What is required: Search the records that follow and extract every line containing the string "Nearest".

Raw data:
──────
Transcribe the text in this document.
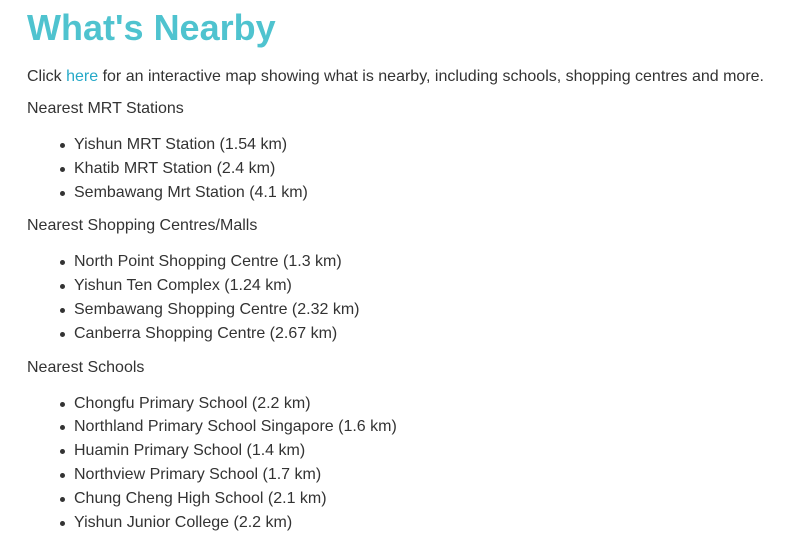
What's Nearby

Click here for an interactive map showing what is nearby, including schools, shopping centres and more.

Nearest MRT Stations

Yishun MRT Station (1.54 km)
Khatib MRT Station (2.4 km)
Sembawang Mrt Station (4.1 km)

Nearest Shopping Centres/Malls

North Point Shopping Centre (1.3 km)
Yishun Ten Complex (1.24 km)
Sembawang Shopping Centre (2.32 km)
Canberra Shopping Centre (2.67 km)

Nearest Schools

Chongfu Primary School (2.2 km)
Northland Primary School Singapore (1.6 km)
Huamin Primary School (1.4 km)
Northview Primary School (1.7 km)
Chung Cheng High School (2.1 km)
Yishun Junior College (2.2 km)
──────
Written solution:
Nearest MRT Stations
Nearest Shopping Centres/Malls
Nearest Schools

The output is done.